_What needs to be done_
Put each line of the listing below into a numbered list, leaving out any blank lines.

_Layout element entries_
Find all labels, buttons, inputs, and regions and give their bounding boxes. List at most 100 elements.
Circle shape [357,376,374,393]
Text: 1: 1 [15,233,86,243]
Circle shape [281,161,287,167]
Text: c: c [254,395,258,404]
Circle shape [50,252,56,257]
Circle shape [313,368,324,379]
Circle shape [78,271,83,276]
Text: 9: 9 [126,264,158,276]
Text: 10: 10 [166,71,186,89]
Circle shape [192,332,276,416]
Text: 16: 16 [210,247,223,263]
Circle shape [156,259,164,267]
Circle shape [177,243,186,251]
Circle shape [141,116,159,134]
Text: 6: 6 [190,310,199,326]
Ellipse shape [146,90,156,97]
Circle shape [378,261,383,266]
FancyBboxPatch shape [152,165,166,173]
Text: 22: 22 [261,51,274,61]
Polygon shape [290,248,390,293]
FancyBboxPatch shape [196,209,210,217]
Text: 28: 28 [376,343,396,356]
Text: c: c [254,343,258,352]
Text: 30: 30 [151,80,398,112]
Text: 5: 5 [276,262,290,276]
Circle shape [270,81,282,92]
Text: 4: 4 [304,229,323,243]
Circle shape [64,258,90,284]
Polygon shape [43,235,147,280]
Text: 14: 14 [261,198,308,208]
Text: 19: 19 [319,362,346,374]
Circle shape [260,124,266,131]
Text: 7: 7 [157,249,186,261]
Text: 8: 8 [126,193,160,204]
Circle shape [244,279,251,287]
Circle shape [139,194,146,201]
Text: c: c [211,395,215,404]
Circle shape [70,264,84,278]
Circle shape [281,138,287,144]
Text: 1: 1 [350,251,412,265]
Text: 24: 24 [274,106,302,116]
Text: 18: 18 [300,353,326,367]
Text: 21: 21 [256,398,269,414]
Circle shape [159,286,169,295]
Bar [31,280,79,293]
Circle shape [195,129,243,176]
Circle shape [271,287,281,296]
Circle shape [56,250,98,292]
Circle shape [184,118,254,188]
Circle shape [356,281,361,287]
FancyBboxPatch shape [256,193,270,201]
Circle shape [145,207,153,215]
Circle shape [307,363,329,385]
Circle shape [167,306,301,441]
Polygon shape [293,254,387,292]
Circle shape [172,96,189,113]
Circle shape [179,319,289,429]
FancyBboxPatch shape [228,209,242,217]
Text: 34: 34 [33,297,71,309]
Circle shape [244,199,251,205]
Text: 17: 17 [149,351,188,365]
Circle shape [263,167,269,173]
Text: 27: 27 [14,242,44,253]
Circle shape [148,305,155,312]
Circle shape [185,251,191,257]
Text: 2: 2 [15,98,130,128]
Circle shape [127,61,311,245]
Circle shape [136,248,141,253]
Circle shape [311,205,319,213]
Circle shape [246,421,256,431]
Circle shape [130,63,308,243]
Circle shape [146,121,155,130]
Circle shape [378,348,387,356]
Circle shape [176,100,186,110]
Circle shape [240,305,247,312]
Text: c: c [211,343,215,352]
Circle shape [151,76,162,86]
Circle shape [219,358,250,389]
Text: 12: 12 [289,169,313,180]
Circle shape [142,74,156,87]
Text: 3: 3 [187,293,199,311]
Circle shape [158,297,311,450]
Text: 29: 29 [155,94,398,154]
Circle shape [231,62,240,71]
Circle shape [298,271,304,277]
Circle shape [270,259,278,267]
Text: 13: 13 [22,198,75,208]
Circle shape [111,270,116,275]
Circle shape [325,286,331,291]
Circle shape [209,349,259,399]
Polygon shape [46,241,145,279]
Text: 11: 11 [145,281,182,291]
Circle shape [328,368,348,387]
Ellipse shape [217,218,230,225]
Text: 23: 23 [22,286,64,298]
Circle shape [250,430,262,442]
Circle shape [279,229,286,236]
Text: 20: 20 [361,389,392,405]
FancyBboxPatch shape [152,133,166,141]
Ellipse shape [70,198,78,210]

_Result for this task_
1. Find all labels, buttons, inputs, and regions and give their bounding boxes. List at most 100 elements.
2. Circle shape [357,376,374,393]
3. Text: 1: 1 [15,233,86,243]
4. Circle shape [281,161,287,167]
5. Text: c: c [254,395,258,404]
6. Circle shape [50,252,56,257]
7. Circle shape [313,368,324,379]
8. Circle shape [78,271,83,276]
9. Text: 9: 9 [126,264,158,276]
10. Text: 10: 10 [166,71,186,89]
11. Circle shape [192,332,276,416]
12. Text: 16: 16 [210,247,223,263]
13. Circle shape [156,259,164,267]
14. Circle shape [177,243,186,251]
15. Circle shape [141,116,159,134]
16. Text: 6: 6 [190,310,199,326]
17. Ellipse shape [146,90,156,97]
18. Circle shape [378,261,383,266]
19. FancyBboxPatch shape [152,165,166,173]
20. Text: 22: 22 [261,51,274,61]
21. Polygon shape [290,248,390,293]
22. FancyBboxPatch shape [196,209,210,217]
23. Text: 28: 28 [376,343,396,356]
24. Text: c: c [254,343,258,352]
25. Text: 30: 30 [151,80,398,112]
26. Text: 5: 5 [276,262,290,276]
27. Circle shape [270,81,282,92]
28. Text: 4: 4 [304,229,323,243]
29. Circle shape [64,258,90,284]
30. Polygon shape [43,235,147,280]
31. Text: 14: 14 [261,198,308,208]
32. Text: 19: 19 [319,362,346,374]
33. Circle shape [260,124,266,131]
34. Text: 7: 7 [157,249,186,261]
35. Text: 8: 8 [126,193,160,204]
36. Circle shape [244,279,251,287]
37. Circle shape [139,194,146,201]
38. Text: c: c [211,395,215,404]
39. Circle shape [70,264,84,278]
40. Circle shape [281,138,287,144]
41. Text: 1: 1 [350,251,412,265]
42. Text: 24: 24 [274,106,302,116]
43. Text: 18: 18 [300,353,326,367]
44. Text: 21: 21 [256,398,269,414]
45. Circle shape [159,286,169,295]
46. Bar [31,280,79,293]
47. Circle shape [195,129,243,176]
48. Circle shape [271,287,281,296]
49. Circle shape [56,250,98,292]
50. Circle shape [184,118,254,188]
51. Circle shape [356,281,361,287]
52. FancyBboxPatch shape [256,193,270,201]
53. Circle shape [145,207,153,215]
54. Circle shape [307,363,329,385]
55. Circle shape [167,306,301,441]
56. Polygon shape [293,254,387,292]
57. Circle shape [172,96,189,113]
58. Circle shape [179,319,289,429]
59. FancyBboxPatch shape [228,209,242,217]
60. Text: 34: 34 [33,297,71,309]
61. Circle shape [244,199,251,205]
62. Text: 17: 17 [149,351,188,365]
63. Circle shape [263,167,269,173]
64. Text: 27: 27 [14,242,44,253]
65. Circle shape [148,305,155,312]
66. Circle shape [185,251,191,257]
67. Text: 2: 2 [15,98,130,128]
68. Circle shape [127,61,311,245]
69. Circle shape [136,248,141,253]
70. Circle shape [311,205,319,213]
71. Circle shape [246,421,256,431]
72. Circle shape [130,63,308,243]
73. Circle shape [146,121,155,130]
74. Circle shape [378,348,387,356]
75. Circle shape [176,100,186,110]
76. Circle shape [240,305,247,312]
77. Text: c: c [211,343,215,352]
78. Circle shape [151,76,162,86]
79. Circle shape [219,358,250,389]
80. Text: 12: 12 [289,169,313,180]
81. Circle shape [142,74,156,87]
82. Text: 3: 3 [187,293,199,311]
83. Circle shape [158,297,311,450]
84. Text: 29: 29 [155,94,398,154]
85. Circle shape [231,62,240,71]
86. Circle shape [298,271,304,277]
87. Circle shape [270,259,278,267]
88. Text: 13: 13 [22,198,75,208]
89. Circle shape [111,270,116,275]
90. Circle shape [325,286,331,291]
91. Circle shape [209,349,259,399]
92. Polygon shape [46,241,145,279]
93. Text: 11: 11 [145,281,182,291]
94. Circle shape [328,368,348,387]
95. Ellipse shape [217,218,230,225]
96. Text: 23: 23 [22,286,64,298]
97. Circle shape [250,430,262,442]
98. Circle shape [279,229,286,236]
99. Text: 20: 20 [361,389,392,405]
100. FancyBboxPatch shape [152,133,166,141]
101. Ellipse shape [70,198,78,210]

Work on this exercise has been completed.